→ EXTRACTED RECORDS:

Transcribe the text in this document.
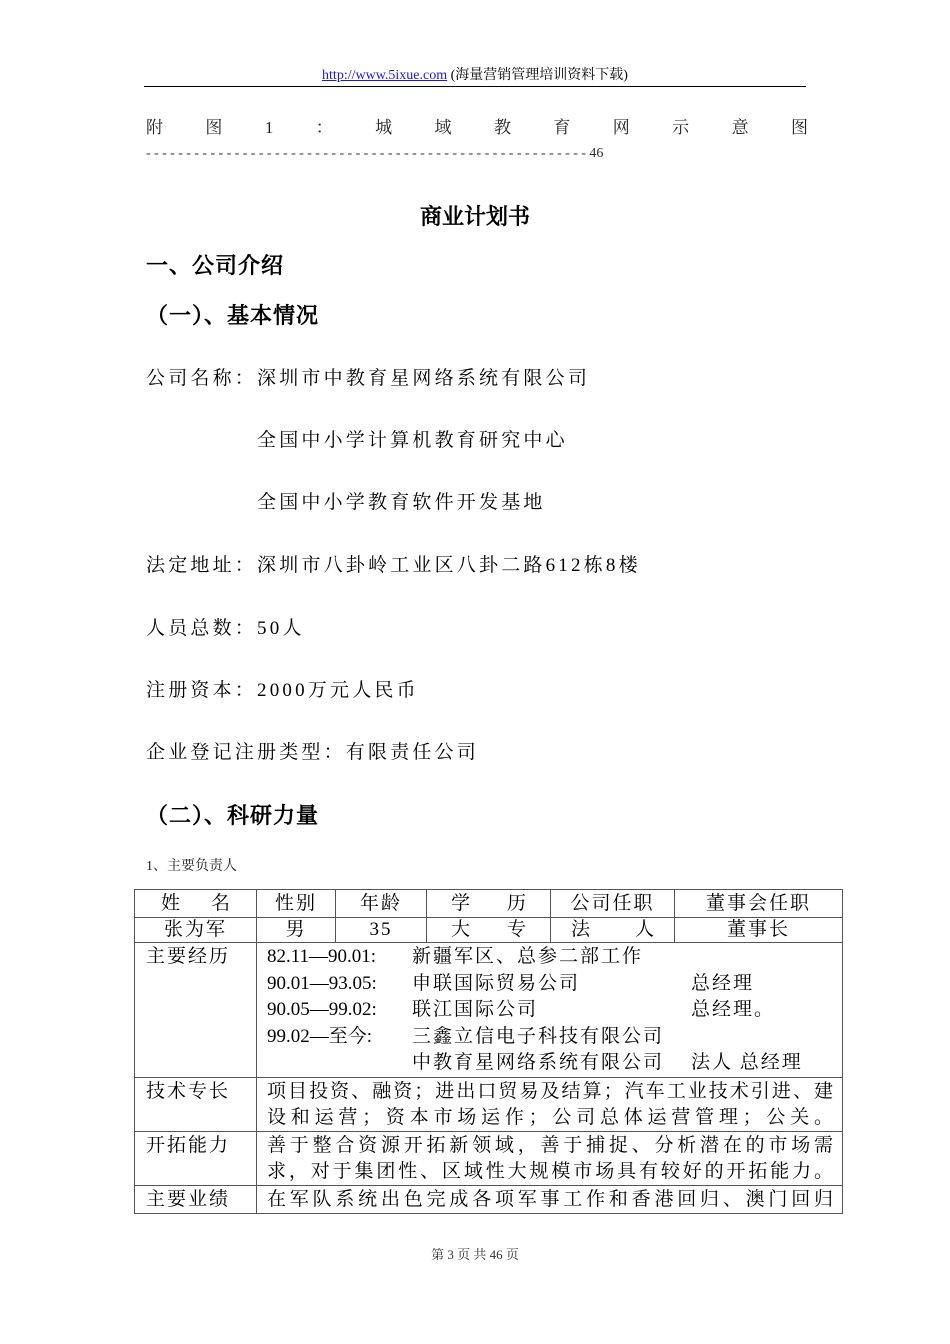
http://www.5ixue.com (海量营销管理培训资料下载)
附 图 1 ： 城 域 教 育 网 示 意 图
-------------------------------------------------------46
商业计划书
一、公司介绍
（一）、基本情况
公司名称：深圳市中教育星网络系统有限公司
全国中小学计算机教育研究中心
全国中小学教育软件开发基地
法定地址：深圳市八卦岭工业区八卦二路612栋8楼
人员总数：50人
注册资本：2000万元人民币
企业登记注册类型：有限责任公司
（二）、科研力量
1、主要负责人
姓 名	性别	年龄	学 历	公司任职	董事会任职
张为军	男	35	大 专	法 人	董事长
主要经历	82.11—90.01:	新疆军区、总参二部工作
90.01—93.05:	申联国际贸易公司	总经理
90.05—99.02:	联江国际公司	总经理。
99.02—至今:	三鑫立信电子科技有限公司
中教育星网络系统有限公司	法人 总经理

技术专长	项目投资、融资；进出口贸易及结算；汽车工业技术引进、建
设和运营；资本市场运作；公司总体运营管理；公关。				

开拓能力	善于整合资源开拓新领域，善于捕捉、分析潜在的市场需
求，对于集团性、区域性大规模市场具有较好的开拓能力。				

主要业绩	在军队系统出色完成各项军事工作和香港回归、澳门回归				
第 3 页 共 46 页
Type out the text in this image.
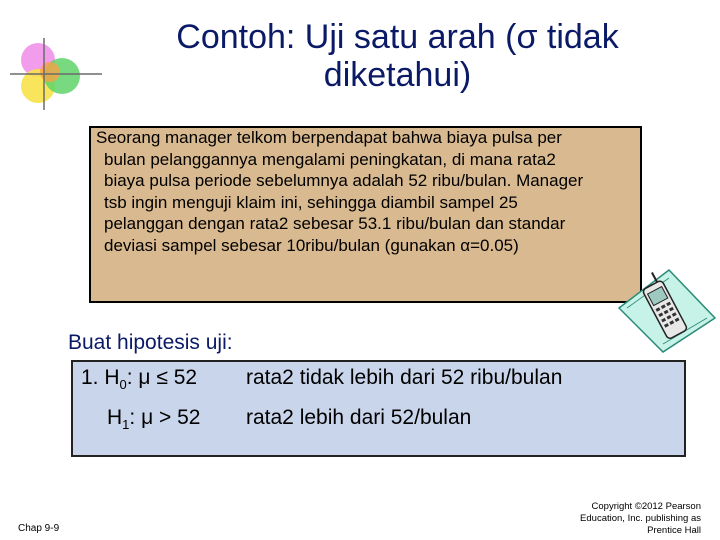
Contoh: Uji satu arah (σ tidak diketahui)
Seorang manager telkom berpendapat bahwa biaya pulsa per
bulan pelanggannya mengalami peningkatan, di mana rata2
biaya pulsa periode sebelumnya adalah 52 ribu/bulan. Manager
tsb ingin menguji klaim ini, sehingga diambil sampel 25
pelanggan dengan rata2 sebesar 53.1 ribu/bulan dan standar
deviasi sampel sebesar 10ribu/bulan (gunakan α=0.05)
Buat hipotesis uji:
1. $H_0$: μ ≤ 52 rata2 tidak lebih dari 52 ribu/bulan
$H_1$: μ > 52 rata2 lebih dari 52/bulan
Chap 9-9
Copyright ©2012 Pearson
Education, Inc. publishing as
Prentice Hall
---
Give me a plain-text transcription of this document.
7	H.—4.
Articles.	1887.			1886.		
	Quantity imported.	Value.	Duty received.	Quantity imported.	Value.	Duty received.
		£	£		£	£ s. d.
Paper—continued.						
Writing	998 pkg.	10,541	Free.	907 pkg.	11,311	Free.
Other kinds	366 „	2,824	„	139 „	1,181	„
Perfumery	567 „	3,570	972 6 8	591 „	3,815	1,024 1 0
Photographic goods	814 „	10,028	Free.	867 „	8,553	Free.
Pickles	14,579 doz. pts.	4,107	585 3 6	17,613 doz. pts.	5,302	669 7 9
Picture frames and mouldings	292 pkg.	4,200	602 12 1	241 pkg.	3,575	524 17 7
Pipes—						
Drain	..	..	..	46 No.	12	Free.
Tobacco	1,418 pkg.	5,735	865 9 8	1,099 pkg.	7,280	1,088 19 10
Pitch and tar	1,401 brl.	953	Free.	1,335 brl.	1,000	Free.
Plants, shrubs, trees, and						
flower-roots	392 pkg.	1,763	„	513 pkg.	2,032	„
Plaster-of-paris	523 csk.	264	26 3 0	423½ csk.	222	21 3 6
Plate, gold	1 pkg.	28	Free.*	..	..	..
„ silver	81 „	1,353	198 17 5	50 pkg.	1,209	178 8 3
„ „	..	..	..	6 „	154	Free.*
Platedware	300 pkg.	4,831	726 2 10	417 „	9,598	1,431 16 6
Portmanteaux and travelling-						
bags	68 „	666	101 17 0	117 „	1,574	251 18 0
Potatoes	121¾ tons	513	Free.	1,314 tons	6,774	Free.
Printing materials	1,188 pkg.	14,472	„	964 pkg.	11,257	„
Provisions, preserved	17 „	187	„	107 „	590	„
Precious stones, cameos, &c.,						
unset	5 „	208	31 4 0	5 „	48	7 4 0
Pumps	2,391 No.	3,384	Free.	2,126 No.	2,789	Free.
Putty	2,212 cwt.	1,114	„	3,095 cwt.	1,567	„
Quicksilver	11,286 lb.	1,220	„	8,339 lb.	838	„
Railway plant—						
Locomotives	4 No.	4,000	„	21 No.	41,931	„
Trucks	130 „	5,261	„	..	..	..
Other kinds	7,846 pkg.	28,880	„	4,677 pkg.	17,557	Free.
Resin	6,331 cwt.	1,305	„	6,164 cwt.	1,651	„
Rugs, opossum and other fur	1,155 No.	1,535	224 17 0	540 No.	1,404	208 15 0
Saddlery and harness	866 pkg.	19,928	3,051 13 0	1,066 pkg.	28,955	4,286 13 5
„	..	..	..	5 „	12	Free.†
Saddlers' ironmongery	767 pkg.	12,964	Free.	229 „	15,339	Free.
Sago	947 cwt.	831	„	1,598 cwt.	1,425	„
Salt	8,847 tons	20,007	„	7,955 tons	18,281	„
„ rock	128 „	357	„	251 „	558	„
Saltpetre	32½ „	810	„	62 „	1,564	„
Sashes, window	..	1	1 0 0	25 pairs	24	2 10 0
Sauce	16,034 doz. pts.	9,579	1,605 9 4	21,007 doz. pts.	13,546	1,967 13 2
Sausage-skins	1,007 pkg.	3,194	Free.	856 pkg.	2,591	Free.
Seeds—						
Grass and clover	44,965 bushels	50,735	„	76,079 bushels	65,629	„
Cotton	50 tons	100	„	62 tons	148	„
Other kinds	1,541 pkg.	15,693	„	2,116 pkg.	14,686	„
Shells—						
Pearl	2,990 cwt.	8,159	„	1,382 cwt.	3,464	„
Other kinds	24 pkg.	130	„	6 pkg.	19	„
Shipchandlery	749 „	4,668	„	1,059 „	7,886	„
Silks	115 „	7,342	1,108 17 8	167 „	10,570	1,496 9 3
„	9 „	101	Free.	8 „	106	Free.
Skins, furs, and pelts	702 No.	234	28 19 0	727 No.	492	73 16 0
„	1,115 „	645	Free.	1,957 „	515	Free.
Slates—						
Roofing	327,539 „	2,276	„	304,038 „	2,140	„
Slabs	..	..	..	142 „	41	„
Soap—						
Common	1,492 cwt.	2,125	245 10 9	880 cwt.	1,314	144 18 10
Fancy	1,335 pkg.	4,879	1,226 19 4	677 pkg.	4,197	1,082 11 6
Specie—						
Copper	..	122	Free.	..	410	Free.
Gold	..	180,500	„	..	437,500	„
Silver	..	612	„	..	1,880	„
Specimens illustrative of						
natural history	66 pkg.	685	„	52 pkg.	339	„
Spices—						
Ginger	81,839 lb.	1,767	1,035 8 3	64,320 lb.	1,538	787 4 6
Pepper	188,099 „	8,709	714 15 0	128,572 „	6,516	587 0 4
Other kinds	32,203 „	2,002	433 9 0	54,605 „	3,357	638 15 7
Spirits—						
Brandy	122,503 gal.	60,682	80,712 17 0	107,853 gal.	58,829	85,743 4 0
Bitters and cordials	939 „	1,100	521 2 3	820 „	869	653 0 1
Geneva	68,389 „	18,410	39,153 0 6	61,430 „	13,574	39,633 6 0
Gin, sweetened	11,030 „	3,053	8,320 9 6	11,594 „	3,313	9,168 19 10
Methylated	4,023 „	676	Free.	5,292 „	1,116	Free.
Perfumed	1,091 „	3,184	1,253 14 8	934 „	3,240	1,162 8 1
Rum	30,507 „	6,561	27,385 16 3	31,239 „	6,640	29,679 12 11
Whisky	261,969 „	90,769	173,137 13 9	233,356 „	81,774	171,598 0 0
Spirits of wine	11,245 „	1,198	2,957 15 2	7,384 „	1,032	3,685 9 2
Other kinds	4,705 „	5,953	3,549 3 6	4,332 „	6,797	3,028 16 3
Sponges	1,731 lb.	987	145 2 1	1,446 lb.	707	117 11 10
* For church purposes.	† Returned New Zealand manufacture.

→ WHAT TO DO: Copy every line of the records above that holds the word "sebesar".

→ OUTPUT:
pelanggan dengan rata2 sebesar 53.1 ribu/bulan dan standar
deviasi sampel sebesar 10ribu/bulan (gunakan α=0.05)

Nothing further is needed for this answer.